REQUIREMENTS
Exactly as written, quote every line that follows, skipping the images.

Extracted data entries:
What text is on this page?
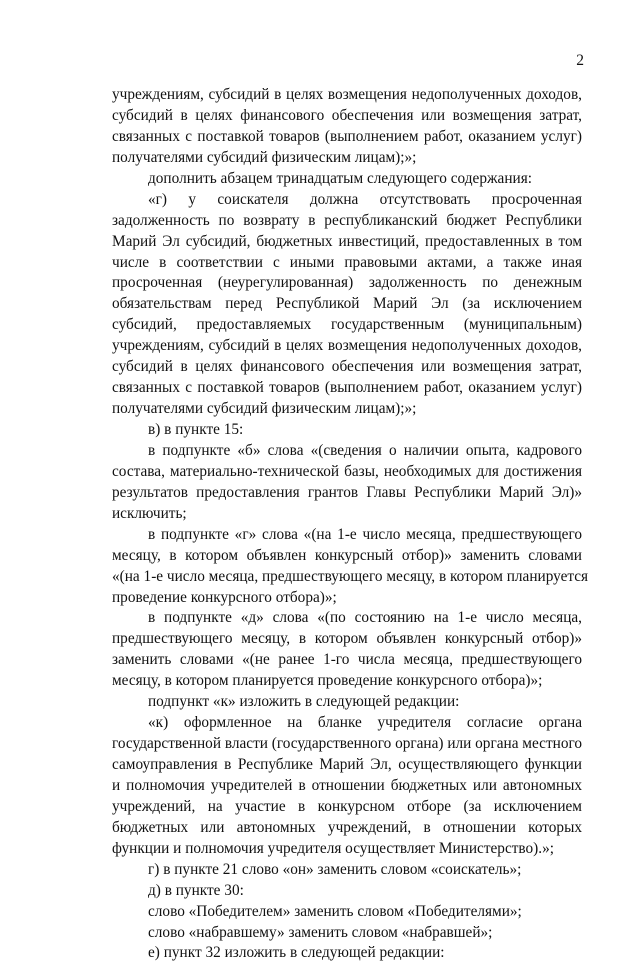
2
учреждениям, субсидий в целях возмещения недополученных доходов,
субсидий в целях финансового обеспечения или возмещения затрат,
связанных с поставкой товаров (выполнением работ, оказанием услуг)
получателями субсидий физическим лицам);»;
дополнить абзацем тринадцатым следующего содержания:
«г) у соискателя должна отсутствовать просроченная
задолженность по возврату в республиканский бюджет Республики
Марий Эл субсидий, бюджетных инвестиций, предоставленных в том
числе в соответствии с иными правовыми актами, а также иная
просроченная (неурегулированная) задолженность по денежным
обязательствам перед Республикой Марий Эл (за исключением
субсидий, предоставляемых государственным (муниципальным)
учреждениям, субсидий в целях возмещения недополученных доходов,
субсидий в целях финансового обеспечения или возмещения затрат,
связанных с поставкой товаров (выполнением работ, оказанием услуг)
получателями субсидий физическим лицам);»;
в) в пункте 15:
в подпункте «б» слова «(сведения о наличии опыта, кадрового
состава, материально-технической базы, необходимых для достижения
результатов предоставления грантов Главы Республики Марий Эл)»
исключить;
в подпункте «г» слова «(на 1-е число месяца, предшествующего
месяцу, в котором объявлен конкурсный отбор)» заменить словами
«(на 1-е число месяца, предшествующего месяцу, в котором планируется
проведение конкурсного отбора)»;
в подпункте «д» слова «(по состоянию на 1-е число месяца,
предшествующего месяцу, в котором объявлен конкурсный отбор)»
заменить словами «(не ранее 1-го числа месяца, предшествующего
месяцу, в котором планируется проведение конкурсного отбора)»;
подпункт «к» изложить в следующей редакции:
«к) оформленное на бланке учредителя согласие органа
государственной власти (государственного органа) или органа местного
самоуправления в Республике Марий Эл, осуществляющего функции
и полномочия учредителей в отношении бюджетных или автономных
учреждений, на участие в конкурсном отборе (за исключением
бюджетных или автономных учреждений, в отношении которых
функции и полномочия учредителя осуществляет Министерство).»;
г) в пункте 21 слово «он» заменить словом «соискатель»;
д) в пункте 30:
слово «Победителем» заменить словом «Победителями»;
слово «набравшему» заменить словом «набравшей»;
е) пункт 32 изложить в следующей редакции:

ANSWER TO THE PROBLEM
What text is on this page?
2
учреждениям, субсидий в целях возмещения недополученных доходов,
субсидий в целях финансового обеспечения или возмещения затрат,
связанных с поставкой товаров (выполнением работ, оказанием услуг)
получателями субсидий физическим лицам);»;
дополнить абзацем тринадцатым следующего содержания:
«г) у соискателя должна отсутствовать просроченная
задолженность по возврату в республиканский бюджет Республики
Марий Эл субсидий, бюджетных инвестиций, предоставленных в том
числе в соответствии с иными правовыми актами, а также иная
просроченная (неурегулированная) задолженность по денежным
обязательствам перед Республикой Марий Эл (за исключением
субсидий, предоставляемых государственным (муниципальным)
учреждениям, субсидий в целях возмещения недополученных доходов,
субсидий в целях финансового обеспечения или возмещения затрат,
связанных с поставкой товаров (выполнением работ, оказанием услуг)
получателями субсидий физическим лицам);»;
в) в пункте 15:
в подпункте «б» слова «(сведения о наличии опыта, кадрового
состава, материально-технической базы, необходимых для достижения
результатов предоставления грантов Главы Республики Марий Эл)»
исключить;
в подпункте «г» слова «(на 1-е число месяца, предшествующего
месяцу, в котором объявлен конкурсный отбор)» заменить словами
«(на 1-е число месяца, предшествующего месяцу, в котором планируется
проведение конкурсного отбора)»;
в подпункте «д» слова «(по состоянию на 1-е число месяца,
предшествующего месяцу, в котором объявлен конкурсный отбор)»
заменить словами «(не ранее 1-го числа месяца, предшествующего
месяцу, в котором планируется проведение конкурсного отбора)»;
подпункт «к» изложить в следующей редакции:
«к) оформленное на бланке учредителя согласие органа
государственной власти (государственного органа) или органа местного
самоуправления в Республике Марий Эл, осуществляющего функции
и полномочия учредителей в отношении бюджетных или автономных
учреждений, на участие в конкурсном отборе (за исключением
бюджетных или автономных учреждений, в отношении которых
функции и полномочия учредителя осуществляет Министерство).»;
г) в пункте 21 слово «он» заменить словом «соискатель»;
д) в пункте 30:
слово «Победителем» заменить словом «Победителями»;
слово «набравшему» заменить словом «набравшей»;
е) пункт 32 изложить в следующей редакции:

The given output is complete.